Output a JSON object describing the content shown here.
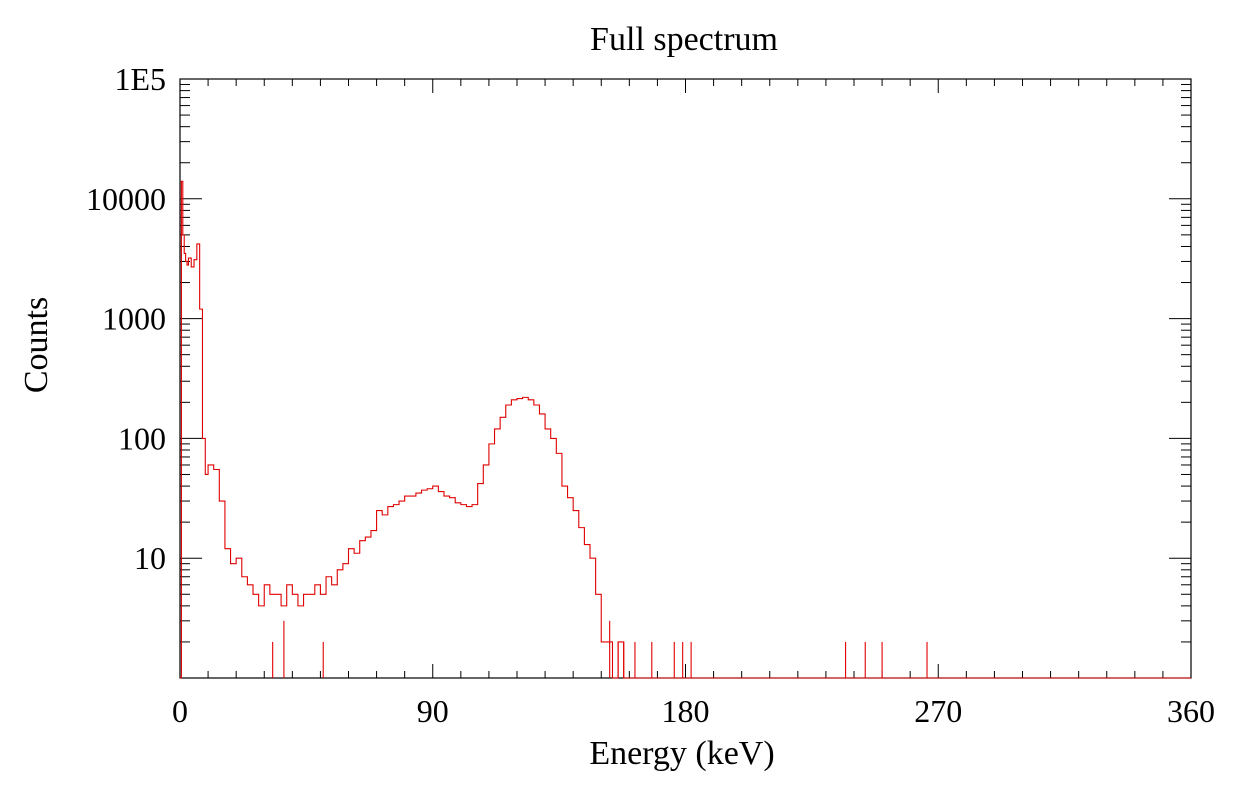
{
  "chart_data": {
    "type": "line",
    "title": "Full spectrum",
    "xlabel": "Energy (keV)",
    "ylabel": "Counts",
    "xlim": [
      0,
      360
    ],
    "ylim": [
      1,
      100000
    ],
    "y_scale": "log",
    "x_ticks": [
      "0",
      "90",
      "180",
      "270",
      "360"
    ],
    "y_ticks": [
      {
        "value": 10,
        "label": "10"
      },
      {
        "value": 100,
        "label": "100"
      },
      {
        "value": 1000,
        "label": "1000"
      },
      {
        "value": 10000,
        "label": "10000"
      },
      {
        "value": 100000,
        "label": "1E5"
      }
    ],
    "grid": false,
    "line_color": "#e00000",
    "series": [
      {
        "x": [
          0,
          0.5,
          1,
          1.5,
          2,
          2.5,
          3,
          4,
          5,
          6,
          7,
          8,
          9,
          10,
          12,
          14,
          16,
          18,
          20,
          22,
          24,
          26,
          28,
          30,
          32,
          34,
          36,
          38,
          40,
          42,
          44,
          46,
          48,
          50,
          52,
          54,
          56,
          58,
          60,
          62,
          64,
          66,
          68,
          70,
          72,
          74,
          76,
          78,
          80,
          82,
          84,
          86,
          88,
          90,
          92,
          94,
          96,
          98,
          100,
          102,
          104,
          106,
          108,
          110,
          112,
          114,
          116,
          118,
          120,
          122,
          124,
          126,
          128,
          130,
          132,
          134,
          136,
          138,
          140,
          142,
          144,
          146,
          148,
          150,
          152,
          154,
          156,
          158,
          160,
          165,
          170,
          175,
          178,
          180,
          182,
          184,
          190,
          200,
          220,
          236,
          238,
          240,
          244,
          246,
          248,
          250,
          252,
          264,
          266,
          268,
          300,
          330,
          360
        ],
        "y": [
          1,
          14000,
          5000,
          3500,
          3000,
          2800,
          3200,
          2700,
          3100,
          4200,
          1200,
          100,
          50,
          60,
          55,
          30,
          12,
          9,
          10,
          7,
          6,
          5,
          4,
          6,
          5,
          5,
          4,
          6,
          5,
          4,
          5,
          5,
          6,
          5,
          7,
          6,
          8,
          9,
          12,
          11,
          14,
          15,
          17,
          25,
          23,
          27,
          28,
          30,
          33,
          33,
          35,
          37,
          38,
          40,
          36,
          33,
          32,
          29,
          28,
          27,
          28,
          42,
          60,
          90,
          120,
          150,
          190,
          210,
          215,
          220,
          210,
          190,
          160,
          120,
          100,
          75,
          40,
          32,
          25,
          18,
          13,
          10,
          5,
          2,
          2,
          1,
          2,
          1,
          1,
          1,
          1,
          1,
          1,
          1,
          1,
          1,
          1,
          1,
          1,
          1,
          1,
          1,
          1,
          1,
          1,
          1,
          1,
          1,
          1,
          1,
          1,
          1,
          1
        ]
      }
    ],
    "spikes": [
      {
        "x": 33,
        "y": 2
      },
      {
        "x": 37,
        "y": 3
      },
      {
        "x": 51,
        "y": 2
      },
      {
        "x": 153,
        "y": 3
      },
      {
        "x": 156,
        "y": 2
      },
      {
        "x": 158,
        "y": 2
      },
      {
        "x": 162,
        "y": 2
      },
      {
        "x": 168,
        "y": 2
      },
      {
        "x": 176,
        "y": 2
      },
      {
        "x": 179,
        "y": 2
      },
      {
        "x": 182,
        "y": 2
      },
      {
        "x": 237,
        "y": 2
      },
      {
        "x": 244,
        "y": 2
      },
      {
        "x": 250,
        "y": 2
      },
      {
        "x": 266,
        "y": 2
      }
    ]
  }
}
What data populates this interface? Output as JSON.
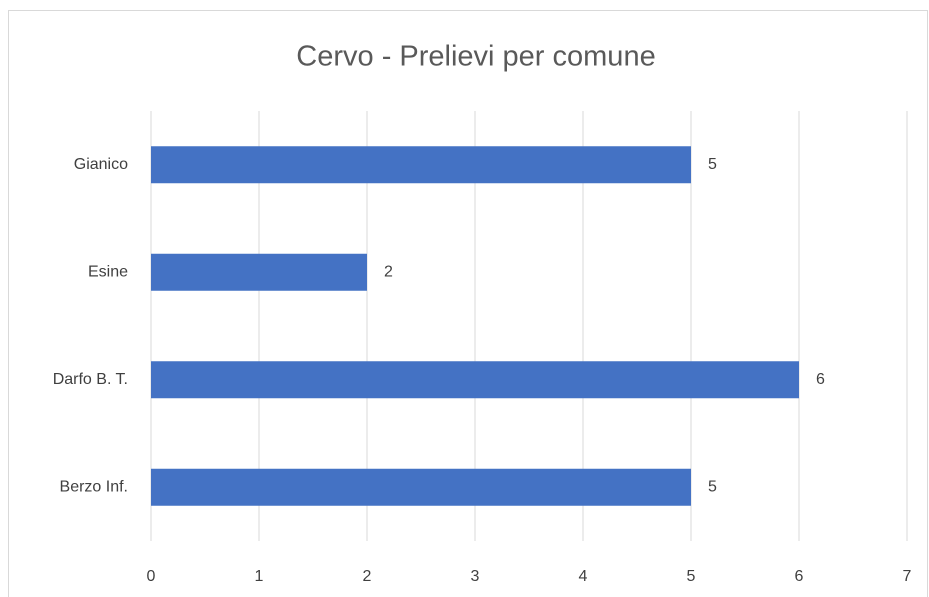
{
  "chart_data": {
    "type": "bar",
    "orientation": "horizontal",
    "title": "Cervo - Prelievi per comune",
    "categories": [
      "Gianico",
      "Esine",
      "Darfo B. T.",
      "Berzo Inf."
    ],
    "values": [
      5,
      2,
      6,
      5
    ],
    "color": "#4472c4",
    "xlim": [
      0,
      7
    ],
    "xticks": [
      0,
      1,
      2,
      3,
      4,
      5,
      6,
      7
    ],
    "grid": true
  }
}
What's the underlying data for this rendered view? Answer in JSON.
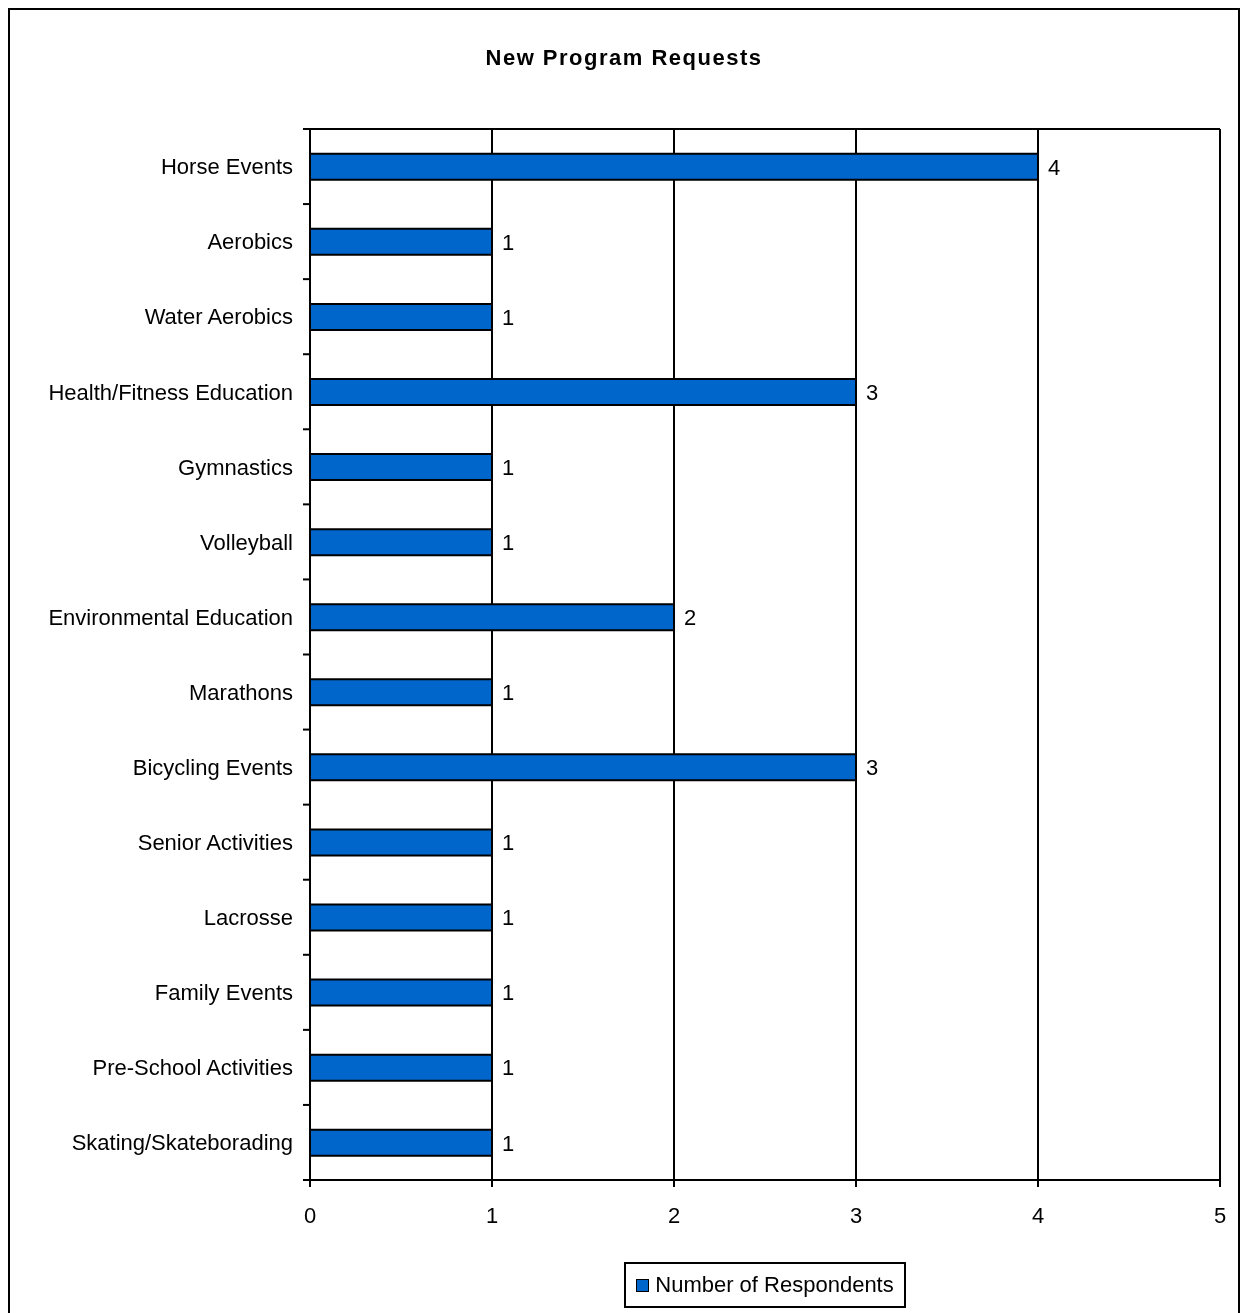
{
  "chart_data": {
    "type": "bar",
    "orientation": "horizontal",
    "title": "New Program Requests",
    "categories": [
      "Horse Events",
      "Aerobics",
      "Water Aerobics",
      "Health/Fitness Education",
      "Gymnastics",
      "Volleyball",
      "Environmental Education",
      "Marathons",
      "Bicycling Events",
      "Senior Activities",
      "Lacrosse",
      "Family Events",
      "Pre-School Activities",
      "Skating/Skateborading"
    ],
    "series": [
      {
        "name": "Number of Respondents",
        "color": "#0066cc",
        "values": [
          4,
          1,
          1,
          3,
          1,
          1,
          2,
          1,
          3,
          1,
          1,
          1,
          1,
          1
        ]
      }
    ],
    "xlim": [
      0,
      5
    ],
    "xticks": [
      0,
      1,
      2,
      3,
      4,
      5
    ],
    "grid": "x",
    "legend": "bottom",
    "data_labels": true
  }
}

-*-

→ Short exercise
All lines from the line containing "What data populates" through the end of the listing above are to be given again exactly; pictures are not part of the copy.

→ Problem solution
What data populates this interface? Output as JSON.
{
  "chart_data": {
    "type": "bar",
    "orientation": "horizontal",
    "title": "Cervo - Prelievi per comune",
    "categories": [
      "Gianico",
      "Esine",
      "Darfo B. T.",
      "Berzo Inf."
    ],
    "values": [
      5,
      2,
      6,
      5
    ],
    "color": "#4472c4",
    "xlim": [
      0,
      7
    ],
    "xticks": [
      0,
      1,
      2,
      3,
      4,
      5,
      6,
      7
    ],
    "grid": true
  }
}
What's the underlying data for this rendered view? Answer in JSON.
{
  "chart_data": {
    "type": "bar",
    "orientation": "horizontal",
    "title": "New Program Requests",
    "categories": [
      "Horse Events",
      "Aerobics",
      "Water Aerobics",
      "Health/Fitness Education",
      "Gymnastics",
      "Volleyball",
      "Environmental Education",
      "Marathons",
      "Bicycling Events",
      "Senior Activities",
      "Lacrosse",
      "Family Events",
      "Pre-School Activities",
      "Skating/Skateborading"
    ],
    "series": [
      {
        "name": "Number of Respondents",
        "color": "#0066cc",
        "values": [
          4,
          1,
          1,
          3,
          1,
          1,
          2,
          1,
          3,
          1,
          1,
          1,
          1,
          1
        ]
      }
    ],
    "xlim": [
      0,
      5
    ],
    "xticks": [
      0,
      1,
      2,
      3,
      4,
      5
    ],
    "grid": "x",
    "legend": "bottom",
    "data_labels": true
  }
}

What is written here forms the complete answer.